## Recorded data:

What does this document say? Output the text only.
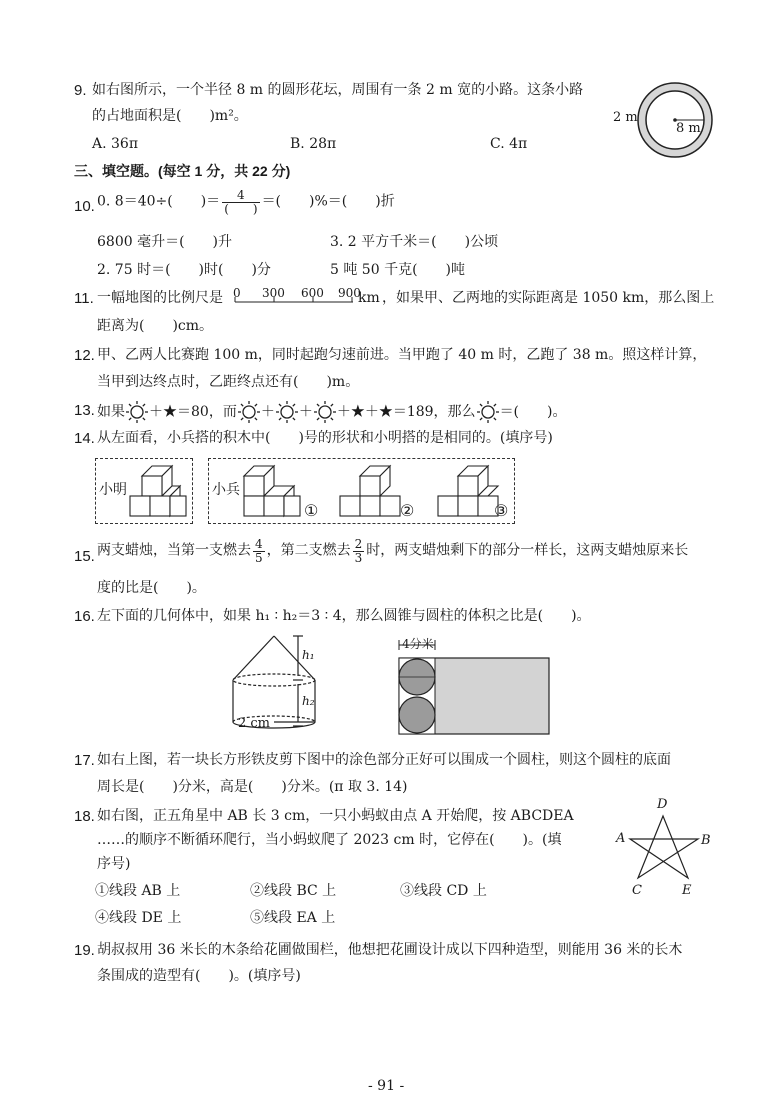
9. 如右图所示，一个半径 8 m 的圆形花坛，周围有一条 2 m 宽的小路。这条小路
的占地面积是(　　)m²。
A. 36π	B. 28π	C. 4π
2 m
8 m
三、填空题。(每空 1 分，共 22 分)
10. 0. 8＝40÷(　　)＝ $\frac{4}{( )}$ ＝(　　)%＝(　　)折
6800 毫升＝(　　)升	3. 2 平方千米＝(　　)公顷
2. 75 时＝(　　)时(　　)分	5 吨 50 千克(　　)吨
11. 一幅地图的比例尺是 0 300 600 900
km ，如果甲、乙两地的实际距离是 1050 km，那么图上
距离为(　　)cm。
12. 甲、乙两人比赛跑 100 m，同时起跑匀速前进。当甲跑了 40 m 时，乙跑了 38 m。照这样计算，
当甲到达终点时，乙距终点还有(　　)m。
13. 如果 ＋★＝80，而 ＋ ＋ ＋★＋★＝189，那么 ＝(　　)。
14. 从左面看，小兵搭的积木中(　　)号的形状和小明搭的是相同的。(填序号)
小明	小兵
①	②	③
15. 两支蜡烛，当第一支燃去 $\frac{4}{5}$ ，第二支燃去 $\frac{2}{3}$ 时，两支蜡烛剩下的部分一样长，这两支蜡烛原来长
度的比是(　　)。
16. 左下面的几何体中，如果 h₁ ∶ h₂＝3 ∶ 4，那么圆锥与圆柱的体积之比是(　　)。
h₁
h₂
2 cm
4分米
17. 如右上图，若一块长方形铁皮剪下图中的涂色部分正好可以围成一个圆柱，则这个圆柱的底面
周长是(　　)分米，高是(　　)分米。(π 取 3. 14)
18. 如右图，正五角星中 AB 长 3 cm，一只小蚂蚁由点 A 开始爬，按 ABCDEA
……的顺序不断循环爬行，当小蚂蚁爬了 2023 cm 时，它停在(　　)。(填
序号)
①线段 AB 上	②线段 BC 上	③线段 CD 上
④线段 DE 上	⑤线段 EA 上
D
A	B
C	E
19. 胡叔叔用 36 米长的木条给花圃做围栏，他想把花圃设计成以下四种造型，则能用 36 米的长木
条围成的造型有(　　)。(填序号)
- 91 -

## Aim of the task:
Copy out every line of the data that includes "frac".

## The output:
10. 0. 8＝40÷(　　)＝ $\frac{4}{( )}$ ＝(　　)%＝(　　)折
15. 两支蜡烛，当第一支燃去 $\frac{4}{5}$ ，第二支燃去 $\frac{2}{3}$ 时，两支蜡烛剩下的部分一样长，这两支蜡烛原来长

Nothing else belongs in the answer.